Tra questi molteplici
chiaroscuri, l’affidamento condiviso resta oggi una grande opportunità,
per i genitori, di dimostrare ai figli l’amore e il senso di
responsabilità che li tiene legati, a prescindere dalla vicenda della
separazione.
Benedetta Verrini
L’affido condiviso? E’ rimasto sulla carta.
Quella grande rivoluzione, rappresentata dall’affermazione del
principio di bigenitorialità come valore da difendere in tutti i casi di
separazione, non è ancora riuscita a realizzare il cambiamento sperato.
La prassi giurisprudenziale ha trovato gli escamotage per mantenere
gran parte delle separazioni in una condizione da pre-riforma. Marino Maglietta, presidente dell’associazione Crescere Insieme,
docente universitario e ispiratore della legge 54 del 2006, stila un
severo bilancio dei primi anni di applicazione dell’affidamento
condiviso.
«E’ stata adottata una - neanche troppo sottile - modifica lessicale», spiega. «Non si parla più di genitore affidatario ma di genitore collocatario.
Si tratta ancora, in prevalenza, della madre, che trascorre con i figli
la gran parte del tempo, resta nella casa familiare e si fa carico di
tutte le decisioni e i compiti di cura. Con questa impostazione, va da
sé che la stragrande maggioranza delle sentenze ripescano il vecchio
diritto di visita del padre e dispongano un assegno di mantenimento per i
figli, che nella ratio della legge doveva restare residuale ed
esclusivamente perequativo».
Cosa è successo? «E’ successo che la magistratura si è opposta all’applicazione della legge»,
sottolinea Maglietta. «Un po’ per fattori culturali, un po’ per
difficoltà a ribaltare prassi ormai consolidate, il sistema ha respinto
la portata innovativa dell’affido condiviso. Certamente, per applicarlo
nel modo giusto, garantendo il pieno coinvolgimento dei padri e delle
madri nella vita dei figli, è necessario entrare in ciascun caso,
approfondirlo, sforzarsi di sollevare gli occhi dai moduli pre-stampati
che azzerano la specificità di ogni storia familiare».
Non a caso, osserva Maglietta, gli unici veri affidamenti condivisi i genitori sono costretti a pretenderli e a farseli da soli,
con l’assistenza di mediatori. Ma quanta buona volontà, quanta fiducia
reciproca, quanta consapevolezza e corretta informazione servono per
arrivare a questo traguardo? In questo senso, il promotore
dell’affidamento condiviso non è tenero nemmeno con la categoria degli
avvocati che, a suo avviso, «non ha apprezzato il fatto che la legge 54
andasse a ridurre i contenziosi, disinnescando lo scenario
vincitori-vinti».

▸ ISTRUZIONE SCRITTA A
Riporti parola per parola il passo del brano sull'affidamento condiviso che si apre con le parole contenenti "Quella grande rivoluzione, rappresentata" e si chiude con "il cambiamento sperato.".

▸ DATI DA ELABORARE
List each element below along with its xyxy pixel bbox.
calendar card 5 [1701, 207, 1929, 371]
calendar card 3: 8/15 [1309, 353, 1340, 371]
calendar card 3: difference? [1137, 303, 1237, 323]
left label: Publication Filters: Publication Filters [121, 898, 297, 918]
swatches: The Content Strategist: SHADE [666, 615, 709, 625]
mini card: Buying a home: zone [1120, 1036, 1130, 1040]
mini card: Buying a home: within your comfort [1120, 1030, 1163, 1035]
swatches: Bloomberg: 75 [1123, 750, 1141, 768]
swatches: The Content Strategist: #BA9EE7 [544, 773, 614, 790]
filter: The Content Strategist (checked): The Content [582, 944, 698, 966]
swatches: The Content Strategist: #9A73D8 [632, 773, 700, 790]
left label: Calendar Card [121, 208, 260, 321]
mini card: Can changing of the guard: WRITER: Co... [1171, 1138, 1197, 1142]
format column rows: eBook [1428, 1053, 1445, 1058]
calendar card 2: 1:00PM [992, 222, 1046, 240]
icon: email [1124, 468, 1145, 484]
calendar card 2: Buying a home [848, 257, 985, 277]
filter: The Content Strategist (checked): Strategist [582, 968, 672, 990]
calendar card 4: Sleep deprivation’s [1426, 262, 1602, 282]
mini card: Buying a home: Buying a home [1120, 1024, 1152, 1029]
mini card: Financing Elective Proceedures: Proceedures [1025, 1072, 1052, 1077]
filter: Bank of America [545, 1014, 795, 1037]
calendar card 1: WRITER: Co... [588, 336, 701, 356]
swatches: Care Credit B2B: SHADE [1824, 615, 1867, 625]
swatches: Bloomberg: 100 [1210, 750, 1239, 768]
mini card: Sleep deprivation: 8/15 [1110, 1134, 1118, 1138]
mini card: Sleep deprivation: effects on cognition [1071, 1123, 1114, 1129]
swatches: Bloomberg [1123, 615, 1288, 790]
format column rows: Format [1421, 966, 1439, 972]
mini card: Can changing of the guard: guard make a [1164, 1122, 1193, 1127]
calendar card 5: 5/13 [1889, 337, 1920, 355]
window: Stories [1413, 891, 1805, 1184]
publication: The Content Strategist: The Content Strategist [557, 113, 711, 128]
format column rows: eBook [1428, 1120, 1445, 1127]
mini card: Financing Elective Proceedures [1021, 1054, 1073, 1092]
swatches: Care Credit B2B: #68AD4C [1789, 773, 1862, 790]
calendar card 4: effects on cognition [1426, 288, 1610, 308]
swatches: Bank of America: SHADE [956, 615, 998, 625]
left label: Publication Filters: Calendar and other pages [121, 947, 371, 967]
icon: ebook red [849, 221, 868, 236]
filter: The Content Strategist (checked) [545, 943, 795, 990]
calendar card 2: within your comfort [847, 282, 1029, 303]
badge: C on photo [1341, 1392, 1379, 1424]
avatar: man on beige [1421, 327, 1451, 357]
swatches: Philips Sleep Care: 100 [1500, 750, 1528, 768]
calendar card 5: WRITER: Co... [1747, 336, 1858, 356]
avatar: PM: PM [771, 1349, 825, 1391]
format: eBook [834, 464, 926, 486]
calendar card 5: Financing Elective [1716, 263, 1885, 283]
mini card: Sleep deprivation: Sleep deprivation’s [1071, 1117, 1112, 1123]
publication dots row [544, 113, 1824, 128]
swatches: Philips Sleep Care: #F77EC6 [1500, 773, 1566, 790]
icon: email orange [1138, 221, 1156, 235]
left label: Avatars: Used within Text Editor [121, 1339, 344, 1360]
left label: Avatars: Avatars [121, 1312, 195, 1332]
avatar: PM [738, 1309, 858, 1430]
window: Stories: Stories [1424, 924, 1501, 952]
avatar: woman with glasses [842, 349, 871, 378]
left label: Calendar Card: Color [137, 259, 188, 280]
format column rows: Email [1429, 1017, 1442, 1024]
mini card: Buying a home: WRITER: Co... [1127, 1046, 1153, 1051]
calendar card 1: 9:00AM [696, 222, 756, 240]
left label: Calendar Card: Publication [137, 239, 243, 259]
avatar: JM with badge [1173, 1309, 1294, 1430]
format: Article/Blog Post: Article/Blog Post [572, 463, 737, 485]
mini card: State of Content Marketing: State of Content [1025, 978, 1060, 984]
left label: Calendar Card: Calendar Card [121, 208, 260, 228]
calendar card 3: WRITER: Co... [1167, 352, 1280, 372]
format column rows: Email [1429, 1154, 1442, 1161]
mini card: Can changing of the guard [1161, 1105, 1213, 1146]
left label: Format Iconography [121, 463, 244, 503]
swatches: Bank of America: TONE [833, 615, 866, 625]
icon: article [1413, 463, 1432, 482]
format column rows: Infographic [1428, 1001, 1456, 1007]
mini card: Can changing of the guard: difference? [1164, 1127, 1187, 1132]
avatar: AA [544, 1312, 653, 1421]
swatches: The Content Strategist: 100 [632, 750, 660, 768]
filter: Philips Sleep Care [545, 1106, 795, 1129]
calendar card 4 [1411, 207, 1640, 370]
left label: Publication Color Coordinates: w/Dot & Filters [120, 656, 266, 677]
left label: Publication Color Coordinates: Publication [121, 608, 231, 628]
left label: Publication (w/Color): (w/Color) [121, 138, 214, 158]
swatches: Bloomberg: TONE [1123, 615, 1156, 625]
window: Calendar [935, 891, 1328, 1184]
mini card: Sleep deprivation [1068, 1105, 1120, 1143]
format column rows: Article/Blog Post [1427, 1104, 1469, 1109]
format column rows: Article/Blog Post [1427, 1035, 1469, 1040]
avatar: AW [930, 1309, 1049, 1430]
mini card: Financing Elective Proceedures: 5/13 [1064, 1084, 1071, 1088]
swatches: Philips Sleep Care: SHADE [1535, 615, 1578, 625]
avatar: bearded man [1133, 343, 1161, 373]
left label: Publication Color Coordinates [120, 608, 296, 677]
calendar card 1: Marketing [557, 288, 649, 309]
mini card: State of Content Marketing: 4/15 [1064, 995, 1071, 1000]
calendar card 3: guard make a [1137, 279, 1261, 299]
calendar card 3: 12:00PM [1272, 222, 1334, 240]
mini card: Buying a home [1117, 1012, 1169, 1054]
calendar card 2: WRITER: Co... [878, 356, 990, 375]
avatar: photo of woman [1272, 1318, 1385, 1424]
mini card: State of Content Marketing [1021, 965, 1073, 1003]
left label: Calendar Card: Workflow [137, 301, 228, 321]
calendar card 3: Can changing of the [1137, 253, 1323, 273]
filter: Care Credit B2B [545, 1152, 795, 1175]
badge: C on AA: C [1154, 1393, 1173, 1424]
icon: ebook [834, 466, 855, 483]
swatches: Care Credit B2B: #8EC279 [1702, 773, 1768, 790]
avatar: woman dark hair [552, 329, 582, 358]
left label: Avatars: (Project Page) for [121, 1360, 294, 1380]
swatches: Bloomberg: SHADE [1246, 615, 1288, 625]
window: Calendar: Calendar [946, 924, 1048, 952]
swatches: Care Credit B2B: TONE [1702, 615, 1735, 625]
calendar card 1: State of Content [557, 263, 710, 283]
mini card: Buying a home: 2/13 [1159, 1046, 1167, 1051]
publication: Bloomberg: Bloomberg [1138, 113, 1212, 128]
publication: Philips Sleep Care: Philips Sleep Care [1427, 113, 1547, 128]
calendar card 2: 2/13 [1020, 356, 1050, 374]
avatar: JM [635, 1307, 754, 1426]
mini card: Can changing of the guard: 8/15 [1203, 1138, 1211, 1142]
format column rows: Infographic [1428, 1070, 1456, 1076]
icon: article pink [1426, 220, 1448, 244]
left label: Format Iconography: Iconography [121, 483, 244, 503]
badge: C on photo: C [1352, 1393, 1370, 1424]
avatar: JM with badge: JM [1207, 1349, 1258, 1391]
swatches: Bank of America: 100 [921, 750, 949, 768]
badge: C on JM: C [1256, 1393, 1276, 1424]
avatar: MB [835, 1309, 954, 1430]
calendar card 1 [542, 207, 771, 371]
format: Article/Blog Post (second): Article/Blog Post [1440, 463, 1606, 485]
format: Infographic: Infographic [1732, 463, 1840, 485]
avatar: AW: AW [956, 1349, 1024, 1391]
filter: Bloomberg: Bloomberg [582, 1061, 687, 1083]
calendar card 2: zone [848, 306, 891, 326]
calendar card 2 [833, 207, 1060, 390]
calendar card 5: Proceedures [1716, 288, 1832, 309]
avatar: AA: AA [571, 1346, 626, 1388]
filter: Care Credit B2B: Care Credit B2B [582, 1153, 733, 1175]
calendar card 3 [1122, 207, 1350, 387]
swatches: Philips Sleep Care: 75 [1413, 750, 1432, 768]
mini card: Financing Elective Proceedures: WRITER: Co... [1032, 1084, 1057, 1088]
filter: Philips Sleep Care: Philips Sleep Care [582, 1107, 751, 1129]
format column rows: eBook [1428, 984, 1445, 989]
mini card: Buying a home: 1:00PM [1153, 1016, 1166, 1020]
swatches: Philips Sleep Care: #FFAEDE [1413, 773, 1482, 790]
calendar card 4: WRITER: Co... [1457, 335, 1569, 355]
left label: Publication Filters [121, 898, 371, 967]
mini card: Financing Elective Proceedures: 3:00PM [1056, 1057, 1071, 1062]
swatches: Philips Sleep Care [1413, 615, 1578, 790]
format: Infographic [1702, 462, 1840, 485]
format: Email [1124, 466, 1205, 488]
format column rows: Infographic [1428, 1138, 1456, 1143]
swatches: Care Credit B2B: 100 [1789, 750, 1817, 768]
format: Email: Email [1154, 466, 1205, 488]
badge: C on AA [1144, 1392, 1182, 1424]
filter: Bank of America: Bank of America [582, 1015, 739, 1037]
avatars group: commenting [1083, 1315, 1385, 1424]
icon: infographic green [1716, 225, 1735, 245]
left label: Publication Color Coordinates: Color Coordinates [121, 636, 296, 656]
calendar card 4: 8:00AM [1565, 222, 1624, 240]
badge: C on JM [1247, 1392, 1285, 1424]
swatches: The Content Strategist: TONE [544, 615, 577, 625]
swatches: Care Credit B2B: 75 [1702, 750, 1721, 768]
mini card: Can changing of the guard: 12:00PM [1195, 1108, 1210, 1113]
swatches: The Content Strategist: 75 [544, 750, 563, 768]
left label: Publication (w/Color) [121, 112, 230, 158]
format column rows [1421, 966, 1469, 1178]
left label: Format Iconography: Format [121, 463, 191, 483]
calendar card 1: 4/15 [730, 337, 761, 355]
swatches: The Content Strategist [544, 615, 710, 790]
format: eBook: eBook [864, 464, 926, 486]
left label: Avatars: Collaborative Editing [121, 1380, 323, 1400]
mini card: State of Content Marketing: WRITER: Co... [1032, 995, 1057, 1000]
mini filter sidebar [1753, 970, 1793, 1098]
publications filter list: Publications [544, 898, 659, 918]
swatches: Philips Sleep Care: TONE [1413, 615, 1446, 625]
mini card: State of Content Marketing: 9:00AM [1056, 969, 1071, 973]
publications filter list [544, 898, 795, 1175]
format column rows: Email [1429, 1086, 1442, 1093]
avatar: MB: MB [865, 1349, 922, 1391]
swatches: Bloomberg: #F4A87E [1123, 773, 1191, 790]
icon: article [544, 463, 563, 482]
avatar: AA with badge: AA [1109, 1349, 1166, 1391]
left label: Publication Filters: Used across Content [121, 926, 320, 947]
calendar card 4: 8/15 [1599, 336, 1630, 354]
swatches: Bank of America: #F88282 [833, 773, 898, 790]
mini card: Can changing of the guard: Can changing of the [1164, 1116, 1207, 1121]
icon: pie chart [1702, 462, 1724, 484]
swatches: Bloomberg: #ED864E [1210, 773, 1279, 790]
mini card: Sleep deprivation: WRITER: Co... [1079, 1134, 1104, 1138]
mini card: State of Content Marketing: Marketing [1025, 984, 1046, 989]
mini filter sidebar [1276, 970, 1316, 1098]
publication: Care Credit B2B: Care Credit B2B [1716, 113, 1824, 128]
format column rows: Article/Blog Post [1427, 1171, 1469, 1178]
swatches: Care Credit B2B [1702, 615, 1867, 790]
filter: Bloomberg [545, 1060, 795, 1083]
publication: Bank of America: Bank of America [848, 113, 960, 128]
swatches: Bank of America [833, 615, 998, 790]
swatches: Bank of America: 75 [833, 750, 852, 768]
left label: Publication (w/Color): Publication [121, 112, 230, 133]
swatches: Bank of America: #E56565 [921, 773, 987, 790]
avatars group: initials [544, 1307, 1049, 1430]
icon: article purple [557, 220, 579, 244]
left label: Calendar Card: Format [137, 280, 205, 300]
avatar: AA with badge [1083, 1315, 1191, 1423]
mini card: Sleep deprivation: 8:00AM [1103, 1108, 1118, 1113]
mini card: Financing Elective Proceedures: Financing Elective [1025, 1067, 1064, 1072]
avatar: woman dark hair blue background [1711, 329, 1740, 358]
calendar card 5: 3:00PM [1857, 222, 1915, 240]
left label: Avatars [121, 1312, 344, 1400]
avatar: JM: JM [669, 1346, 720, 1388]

▸ ISTRUZIONE SCRITTA B
Trascriva senza alcuna modifica le righe dei dati da elaborare, dalla prima fino a quella contenente "swatches: The Content Strategist: #BA9EE7" inclusa, e soltanto queste.

▸ RISULTATO CORRETTO A
Quella grande rivoluzione, rappresentata dall’affermazione del
principio di bigenitorialità come valore da difendere in tutti i casi di
separazione, non è ancora riuscita a realizzare il cambiamento sperato.

▸ RISULTATO CORRETTO B
List each element below along with its xyxy pixel bbox.
calendar card 5 [1701, 207, 1929, 371]
calendar card 3: 8/15 [1309, 353, 1340, 371]
calendar card 3: difference? [1137, 303, 1237, 323]
left label: Publication Filters: Publication Filters [121, 898, 297, 918]
swatches: The Content Strategist: SHADE [666, 615, 709, 625]
mini card: Buying a home: zone [1120, 1036, 1130, 1040]
mini card: Buying a home: within your comfort [1120, 1030, 1163, 1035]
swatches: Bloomberg: 75 [1123, 750, 1141, 768]
swatches: The Content Strategist: #BA9EE7 [544, 773, 614, 790]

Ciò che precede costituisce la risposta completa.